Tally the lines of the listing that contain the word "درصدی", then give the total and nothing else.
— Start of Data excerpts —
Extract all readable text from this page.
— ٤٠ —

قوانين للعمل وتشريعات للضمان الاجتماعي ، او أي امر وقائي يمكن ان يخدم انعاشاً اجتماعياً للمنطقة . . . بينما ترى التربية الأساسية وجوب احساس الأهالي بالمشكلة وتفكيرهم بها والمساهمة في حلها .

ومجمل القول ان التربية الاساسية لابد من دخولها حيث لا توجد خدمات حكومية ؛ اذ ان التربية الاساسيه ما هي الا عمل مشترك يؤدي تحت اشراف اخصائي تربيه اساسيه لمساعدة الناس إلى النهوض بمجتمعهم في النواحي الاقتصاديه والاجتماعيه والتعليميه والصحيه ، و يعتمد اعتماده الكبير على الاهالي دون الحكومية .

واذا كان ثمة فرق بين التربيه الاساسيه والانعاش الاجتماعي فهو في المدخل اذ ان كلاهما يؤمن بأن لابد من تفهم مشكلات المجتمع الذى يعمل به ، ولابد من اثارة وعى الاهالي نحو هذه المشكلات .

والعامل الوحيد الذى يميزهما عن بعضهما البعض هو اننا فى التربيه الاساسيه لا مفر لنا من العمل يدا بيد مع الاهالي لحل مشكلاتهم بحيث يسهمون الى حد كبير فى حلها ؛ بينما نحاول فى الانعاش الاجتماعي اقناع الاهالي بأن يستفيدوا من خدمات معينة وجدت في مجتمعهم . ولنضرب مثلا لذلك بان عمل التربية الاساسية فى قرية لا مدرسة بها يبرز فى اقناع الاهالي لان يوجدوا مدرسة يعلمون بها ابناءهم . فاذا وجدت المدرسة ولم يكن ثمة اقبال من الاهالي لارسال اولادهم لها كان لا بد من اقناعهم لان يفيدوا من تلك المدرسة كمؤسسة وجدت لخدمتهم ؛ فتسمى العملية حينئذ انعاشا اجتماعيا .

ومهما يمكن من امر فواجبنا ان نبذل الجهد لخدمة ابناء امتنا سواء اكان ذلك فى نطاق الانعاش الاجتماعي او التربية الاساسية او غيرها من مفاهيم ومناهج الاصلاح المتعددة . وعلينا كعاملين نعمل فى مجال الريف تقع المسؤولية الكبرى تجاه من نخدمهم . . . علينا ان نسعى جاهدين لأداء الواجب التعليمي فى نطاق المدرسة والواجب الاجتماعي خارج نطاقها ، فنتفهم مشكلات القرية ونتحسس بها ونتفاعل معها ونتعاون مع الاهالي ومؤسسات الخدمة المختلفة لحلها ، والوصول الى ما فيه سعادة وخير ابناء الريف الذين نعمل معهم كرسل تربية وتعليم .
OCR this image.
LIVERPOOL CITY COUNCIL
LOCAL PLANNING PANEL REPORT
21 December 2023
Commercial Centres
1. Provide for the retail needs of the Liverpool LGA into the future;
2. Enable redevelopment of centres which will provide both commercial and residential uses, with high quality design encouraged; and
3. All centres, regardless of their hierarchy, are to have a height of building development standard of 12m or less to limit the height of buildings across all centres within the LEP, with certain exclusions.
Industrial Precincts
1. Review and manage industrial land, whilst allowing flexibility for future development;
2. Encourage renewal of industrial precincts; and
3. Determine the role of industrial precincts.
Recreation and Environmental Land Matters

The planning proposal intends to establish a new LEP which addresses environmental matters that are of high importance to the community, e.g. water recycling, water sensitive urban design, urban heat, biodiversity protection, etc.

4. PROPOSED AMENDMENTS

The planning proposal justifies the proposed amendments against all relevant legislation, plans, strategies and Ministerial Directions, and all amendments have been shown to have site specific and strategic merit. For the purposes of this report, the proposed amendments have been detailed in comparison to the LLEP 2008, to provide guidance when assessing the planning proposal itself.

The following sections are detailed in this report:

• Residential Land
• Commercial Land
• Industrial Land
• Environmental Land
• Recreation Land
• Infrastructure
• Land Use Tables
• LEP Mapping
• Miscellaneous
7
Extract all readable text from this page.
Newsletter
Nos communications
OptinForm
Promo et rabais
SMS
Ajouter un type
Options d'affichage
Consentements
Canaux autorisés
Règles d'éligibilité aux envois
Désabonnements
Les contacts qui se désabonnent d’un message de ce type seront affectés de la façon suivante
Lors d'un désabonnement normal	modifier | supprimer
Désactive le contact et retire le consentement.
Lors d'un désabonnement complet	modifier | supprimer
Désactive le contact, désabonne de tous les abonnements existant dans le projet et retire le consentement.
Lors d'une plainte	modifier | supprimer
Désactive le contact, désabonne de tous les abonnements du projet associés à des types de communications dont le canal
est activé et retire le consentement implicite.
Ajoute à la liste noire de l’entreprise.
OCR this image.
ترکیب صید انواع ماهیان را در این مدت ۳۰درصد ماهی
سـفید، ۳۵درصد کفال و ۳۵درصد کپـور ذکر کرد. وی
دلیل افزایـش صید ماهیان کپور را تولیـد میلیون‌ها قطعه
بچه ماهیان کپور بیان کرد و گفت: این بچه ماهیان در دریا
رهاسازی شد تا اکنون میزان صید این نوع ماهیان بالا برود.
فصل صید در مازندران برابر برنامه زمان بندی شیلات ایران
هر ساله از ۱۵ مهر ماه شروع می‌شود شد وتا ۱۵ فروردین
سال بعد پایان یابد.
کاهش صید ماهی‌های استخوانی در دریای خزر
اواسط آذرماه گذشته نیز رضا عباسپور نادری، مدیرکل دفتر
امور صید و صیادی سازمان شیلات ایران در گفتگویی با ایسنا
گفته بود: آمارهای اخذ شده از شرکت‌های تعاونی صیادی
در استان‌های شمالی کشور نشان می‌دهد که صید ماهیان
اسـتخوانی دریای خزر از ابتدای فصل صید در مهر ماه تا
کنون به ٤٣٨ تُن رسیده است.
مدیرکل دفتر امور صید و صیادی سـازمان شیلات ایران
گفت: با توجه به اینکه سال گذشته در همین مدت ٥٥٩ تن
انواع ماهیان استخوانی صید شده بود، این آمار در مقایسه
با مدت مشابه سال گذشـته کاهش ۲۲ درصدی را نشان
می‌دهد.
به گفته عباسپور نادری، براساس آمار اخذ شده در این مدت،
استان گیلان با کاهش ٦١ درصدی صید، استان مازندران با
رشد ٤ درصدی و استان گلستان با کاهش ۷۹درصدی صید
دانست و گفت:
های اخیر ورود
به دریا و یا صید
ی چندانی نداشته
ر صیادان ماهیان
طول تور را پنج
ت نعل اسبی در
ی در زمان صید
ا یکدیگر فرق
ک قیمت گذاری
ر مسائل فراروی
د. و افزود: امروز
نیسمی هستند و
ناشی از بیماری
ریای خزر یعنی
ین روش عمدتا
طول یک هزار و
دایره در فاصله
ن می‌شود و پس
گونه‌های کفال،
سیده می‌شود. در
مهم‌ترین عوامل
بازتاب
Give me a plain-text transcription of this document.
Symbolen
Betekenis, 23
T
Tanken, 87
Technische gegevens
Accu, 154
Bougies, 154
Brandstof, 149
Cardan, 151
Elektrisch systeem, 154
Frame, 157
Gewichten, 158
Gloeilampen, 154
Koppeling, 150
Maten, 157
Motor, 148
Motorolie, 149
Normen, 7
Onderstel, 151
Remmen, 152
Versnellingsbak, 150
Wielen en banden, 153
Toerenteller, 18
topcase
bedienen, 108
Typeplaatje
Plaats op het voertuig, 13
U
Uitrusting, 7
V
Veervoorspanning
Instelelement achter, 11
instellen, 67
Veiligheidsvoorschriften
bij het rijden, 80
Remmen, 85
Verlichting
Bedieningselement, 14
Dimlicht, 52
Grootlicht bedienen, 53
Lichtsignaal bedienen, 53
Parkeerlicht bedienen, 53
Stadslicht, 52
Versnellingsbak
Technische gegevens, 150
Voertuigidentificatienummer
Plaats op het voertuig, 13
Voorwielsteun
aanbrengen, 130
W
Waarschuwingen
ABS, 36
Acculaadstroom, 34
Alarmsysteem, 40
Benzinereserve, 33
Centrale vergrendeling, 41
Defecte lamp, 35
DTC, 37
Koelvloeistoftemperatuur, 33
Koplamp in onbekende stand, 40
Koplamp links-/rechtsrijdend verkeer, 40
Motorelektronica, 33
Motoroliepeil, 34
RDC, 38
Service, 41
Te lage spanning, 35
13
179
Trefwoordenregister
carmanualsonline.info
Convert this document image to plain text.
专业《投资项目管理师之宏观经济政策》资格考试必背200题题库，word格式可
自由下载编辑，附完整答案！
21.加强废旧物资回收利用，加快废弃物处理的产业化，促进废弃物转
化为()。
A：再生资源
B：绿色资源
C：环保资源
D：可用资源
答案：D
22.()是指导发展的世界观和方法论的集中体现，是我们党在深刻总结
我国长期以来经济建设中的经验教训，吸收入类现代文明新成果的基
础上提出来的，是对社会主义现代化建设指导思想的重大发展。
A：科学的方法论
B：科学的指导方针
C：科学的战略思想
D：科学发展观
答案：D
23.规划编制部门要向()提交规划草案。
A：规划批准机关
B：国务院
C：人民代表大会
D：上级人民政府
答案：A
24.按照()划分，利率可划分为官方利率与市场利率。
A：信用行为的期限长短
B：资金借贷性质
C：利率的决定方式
— End of Data excerpts —
**Answer to this task:**
3